OBJECTIVE
Repeat the full listing below verbatim and keep the images out.

— Start —

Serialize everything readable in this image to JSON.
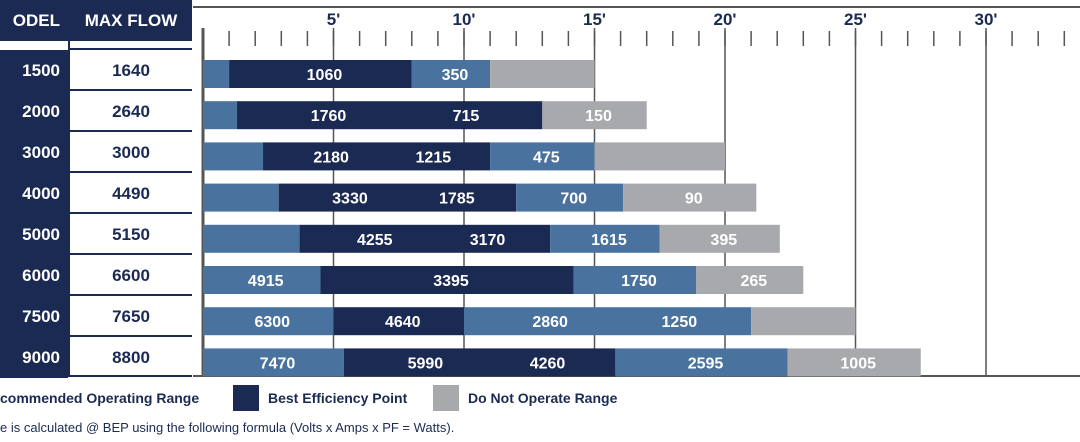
{
  "table": {
    "header": {
      "model": "ODEL",
      "max_flow": "MAX FLOW"
    },
    "rows": [
      {
        "model": "1500",
        "max_flow": "1640"
      },
      {
        "model": "2000",
        "max_flow": "2640"
      },
      {
        "model": "3000",
        "max_flow": "3000"
      },
      {
        "model": "4000",
        "max_flow": "4490"
      },
      {
        "model": "5000",
        "max_flow": "5150"
      },
      {
        "model": "6000",
        "max_flow": "6600"
      },
      {
        "model": "7500",
        "max_flow": "7650"
      },
      {
        "model": "9000",
        "max_flow": "8800"
      }
    ]
  },
  "chart_data": {
    "type": "bar",
    "orientation": "horizontal",
    "stacked": true,
    "x_axis": {
      "ticks": [
        "5'",
        "10'",
        "15'",
        "20'",
        "25'",
        "30'"
      ],
      "tick_values": [
        5,
        10,
        15,
        20,
        25,
        30
      ],
      "minor_step": 1,
      "range": [
        0,
        33
      ],
      "position": "top",
      "grid": true
    },
    "categories": [
      "1500",
      "2000",
      "3000",
      "4000",
      "5000",
      "6000",
      "7500",
      "9000"
    ],
    "segments": [
      {
        "row": "1500",
        "parts": [
          {
            "range": "recommended",
            "from": 0,
            "to": 1.0,
            "label": ""
          },
          {
            "range": "bep",
            "from": 1.0,
            "to": 8.0,
            "label": "1060"
          },
          {
            "range": "recommended",
            "from": 8.0,
            "to": 11.0,
            "label": "350"
          },
          {
            "range": "do_not_operate",
            "from": 11.0,
            "to": 15.0,
            "label": ""
          }
        ]
      },
      {
        "row": "2000",
        "parts": [
          {
            "range": "recommended",
            "from": 0,
            "to": 1.3,
            "label": ""
          },
          {
            "range": "bep",
            "from": 1.3,
            "to": 13.0,
            "label": "1760",
            "label2": "715"
          },
          {
            "range": "do_not_operate",
            "from": 13.0,
            "to": 17.0,
            "label": "150"
          }
        ]
      },
      {
        "row": "3000",
        "parts": [
          {
            "range": "recommended",
            "from": 0,
            "to": 2.3,
            "label": ""
          },
          {
            "range": "bep",
            "from": 2.3,
            "to": 11.0,
            "label": "2180",
            "label2": "1215"
          },
          {
            "range": "recommended",
            "from": 11.0,
            "to": 15.0,
            "label": "475"
          },
          {
            "range": "do_not_operate",
            "from": 15.0,
            "to": 20.0,
            "label": ""
          }
        ]
      },
      {
        "row": "4000",
        "parts": [
          {
            "range": "recommended",
            "from": 0,
            "to": 2.9,
            "label": ""
          },
          {
            "range": "bep",
            "from": 2.9,
            "to": 12.0,
            "label": "3330",
            "label2": "1785"
          },
          {
            "range": "recommended",
            "from": 12.0,
            "to": 16.1,
            "label": "700"
          },
          {
            "range": "do_not_operate",
            "from": 16.1,
            "to": 21.2,
            "label": "90"
          }
        ]
      },
      {
        "row": "5000",
        "parts": [
          {
            "range": "recommended",
            "from": 0,
            "to": 3.7,
            "label": ""
          },
          {
            "range": "bep",
            "from": 3.7,
            "to": 13.3,
            "label": "4255",
            "label2": "3170"
          },
          {
            "range": "recommended",
            "from": 13.3,
            "to": 17.5,
            "label": "1615"
          },
          {
            "range": "do_not_operate",
            "from": 17.5,
            "to": 22.1,
            "label": "395"
          }
        ]
      },
      {
        "row": "6000",
        "parts": [
          {
            "range": "recommended",
            "from": 0,
            "to": 4.5,
            "label": "4915"
          },
          {
            "range": "bep",
            "from": 4.5,
            "to": 14.2,
            "label": "3395"
          },
          {
            "range": "recommended",
            "from": 14.2,
            "to": 18.9,
            "label": "1750"
          },
          {
            "range": "do_not_operate",
            "from": 18.9,
            "to": 23.0,
            "label": "265"
          }
        ]
      },
      {
        "row": "7500",
        "parts": [
          {
            "range": "recommended",
            "from": 0,
            "to": 5.0,
            "label": "6300"
          },
          {
            "range": "bep",
            "from": 5.0,
            "to": 10.0,
            "label": "4640"
          },
          {
            "range": "recommended",
            "from": 10.0,
            "to": 21.0,
            "label": "2860",
            "label2": "1250"
          },
          {
            "range": "do_not_operate",
            "from": 21.0,
            "to": 25.0,
            "label": ""
          }
        ]
      },
      {
        "row": "9000",
        "parts": [
          {
            "range": "recommended",
            "from": 0,
            "to": 5.4,
            "label": "7470"
          },
          {
            "range": "bep",
            "from": 5.4,
            "to": 15.8,
            "label": "5990",
            "label2": "4260"
          },
          {
            "range": "recommended",
            "from": 15.8,
            "to": 22.4,
            "label": "2595"
          },
          {
            "range": "do_not_operate",
            "from": 22.4,
            "to": 27.5,
            "label": "1005"
          }
        ]
      }
    ],
    "colors": {
      "recommended": "#4a729e",
      "bep": "#1b2a52",
      "do_not_operate": "#a7a9ac",
      "grid": "#555555",
      "text": "#1b2a52"
    },
    "legend": [
      {
        "key": "recommended",
        "label": "commended Operating Range"
      },
      {
        "key": "bep",
        "label": "Best Efficiency Point"
      },
      {
        "key": "do_not_operate",
        "label": "Do Not Operate Range"
      }
    ],
    "legend_placement": "bottom"
  },
  "footnote": "e is calculated @ BEP using the following formula   (Volts x Amps x PF = Watts)."
}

— End —

WRITTEN REPLY
Serialize everything readable in this image to JSON.
{
  "table": {
    "header": {
      "model": "ODEL",
      "max_flow": "MAX FLOW"
    },
    "rows": [
      {
        "model": "1500",
        "max_flow": "1640"
      },
      {
        "model": "2000",
        "max_flow": "2640"
      },
      {
        "model": "3000",
        "max_flow": "3000"
      },
      {
        "model": "4000",
        "max_flow": "4490"
      },
      {
        "model": "5000",
        "max_flow": "5150"
      },
      {
        "model": "6000",
        "max_flow": "6600"
      },
      {
        "model": "7500",
        "max_flow": "7650"
      },
      {
        "model": "9000",
        "max_flow": "8800"
      }
    ]
  },
  "chart_data": {
    "type": "bar",
    "orientation": "horizontal",
    "stacked": true,
    "x_axis": {
      "ticks": [
        "5'",
        "10'",
        "15'",
        "20'",
        "25'",
        "30'"
      ],
      "tick_values": [
        5,
        10,
        15,
        20,
        25,
        30
      ],
      "minor_step": 1,
      "range": [
        0,
        33
      ],
      "position": "top",
      "grid": true
    },
    "categories": [
      "1500",
      "2000",
      "3000",
      "4000",
      "5000",
      "6000",
      "7500",
      "9000"
    ],
    "segments": [
      {
        "row": "1500",
        "parts": [
          {
            "range": "recommended",
            "from": 0,
            "to": 1.0,
            "label": ""
          },
          {
            "range": "bep",
            "from": 1.0,
            "to": 8.0,
            "label": "1060"
          },
          {
            "range": "recommended",
            "from": 8.0,
            "to": 11.0,
            "label": "350"
          },
          {
            "range": "do_not_operate",
            "from": 11.0,
            "to": 15.0,
            "label": ""
          }
        ]
      },
      {
        "row": "2000",
        "parts": [
          {
            "range": "recommended",
            "from": 0,
            "to": 1.3,
            "label": ""
          },
          {
            "range": "bep",
            "from": 1.3,
            "to": 13.0,
            "label": "1760",
            "label2": "715"
          },
          {
            "range": "do_not_operate",
            "from": 13.0,
            "to": 17.0,
            "label": "150"
          }
        ]
      },
      {
        "row": "3000",
        "parts": [
          {
            "range": "recommended",
            "from": 0,
            "to": 2.3,
            "label": ""
          },
          {
            "range": "bep",
            "from": 2.3,
            "to": 11.0,
            "label": "2180",
            "label2": "1215"
          },
          {
            "range": "recommended",
            "from": 11.0,
            "to": 15.0,
            "label": "475"
          },
          {
            "range": "do_not_operate",
            "from": 15.0,
            "to": 20.0,
            "label": ""
          }
        ]
      },
      {
        "row": "4000",
        "parts": [
          {
            "range": "recommended",
            "from": 0,
            "to": 2.9,
            "label": ""
          },
          {
            "range": "bep",
            "from": 2.9,
            "to": 12.0,
            "label": "3330",
            "label2": "1785"
          },
          {
            "range": "recommended",
            "from": 12.0,
            "to": 16.1,
            "label": "700"
          },
          {
            "range": "do_not_operate",
            "from": 16.1,
            "to": 21.2,
            "label": "90"
          }
        ]
      },
      {
        "row": "5000",
        "parts": [
          {
            "range": "recommended",
            "from": 0,
            "to": 3.7,
            "label": ""
          },
          {
            "range": "bep",
            "from": 3.7,
            "to": 13.3,
            "label": "4255",
            "label2": "3170"
          },
          {
            "range": "recommended",
            "from": 13.3,
            "to": 17.5,
            "label": "1615"
          },
          {
            "range": "do_not_operate",
            "from": 17.5,
            "to": 22.1,
            "label": "395"
          }
        ]
      },
      {
        "row": "6000",
        "parts": [
          {
            "range": "recommended",
            "from": 0,
            "to": 4.5,
            "label": "4915"
          },
          {
            "range": "bep",
            "from": 4.5,
            "to": 14.2,
            "label": "3395"
          },
          {
            "range": "recommended",
            "from": 14.2,
            "to": 18.9,
            "label": "1750"
          },
          {
            "range": "do_not_operate",
            "from": 18.9,
            "to": 23.0,
            "label": "265"
          }
        ]
      },
      {
        "row": "7500",
        "parts": [
          {
            "range": "recommended",
            "from": 0,
            "to": 5.0,
            "label": "6300"
          },
          {
            "range": "bep",
            "from": 5.0,
            "to": 10.0,
            "label": "4640"
          },
          {
            "range": "recommended",
            "from": 10.0,
            "to": 21.0,
            "label": "2860",
            "label2": "1250"
          },
          {
            "range": "do_not_operate",
            "from": 21.0,
            "to": 25.0,
            "label": ""
          }
        ]
      },
      {
        "row": "9000",
        "parts": [
          {
            "range": "recommended",
            "from": 0,
            "to": 5.4,
            "label": "7470"
          },
          {
            "range": "bep",
            "from": 5.4,
            "to": 15.8,
            "label": "5990",
            "label2": "4260"
          },
          {
            "range": "recommended",
            "from": 15.8,
            "to": 22.4,
            "label": "2595"
          },
          {
            "range": "do_not_operate",
            "from": 22.4,
            "to": 27.5,
            "label": "1005"
          }
        ]
      }
    ],
    "colors": {
      "recommended": "#4a729e",
      "bep": "#1b2a52",
      "do_not_operate": "#a7a9ac",
      "grid": "#555555",
      "text": "#1b2a52"
    },
    "legend": [
      {
        "key": "recommended",
        "label": "commended Operating Range"
      },
      {
        "key": "bep",
        "label": "Best Efficiency Point"
      },
      {
        "key": "do_not_operate",
        "label": "Do Not Operate Range"
      }
    ],
    "legend_placement": "bottom"
  },
  "footnote": "e is calculated @ BEP using the following formula   (Volts x Amps x PF = Watts)."
}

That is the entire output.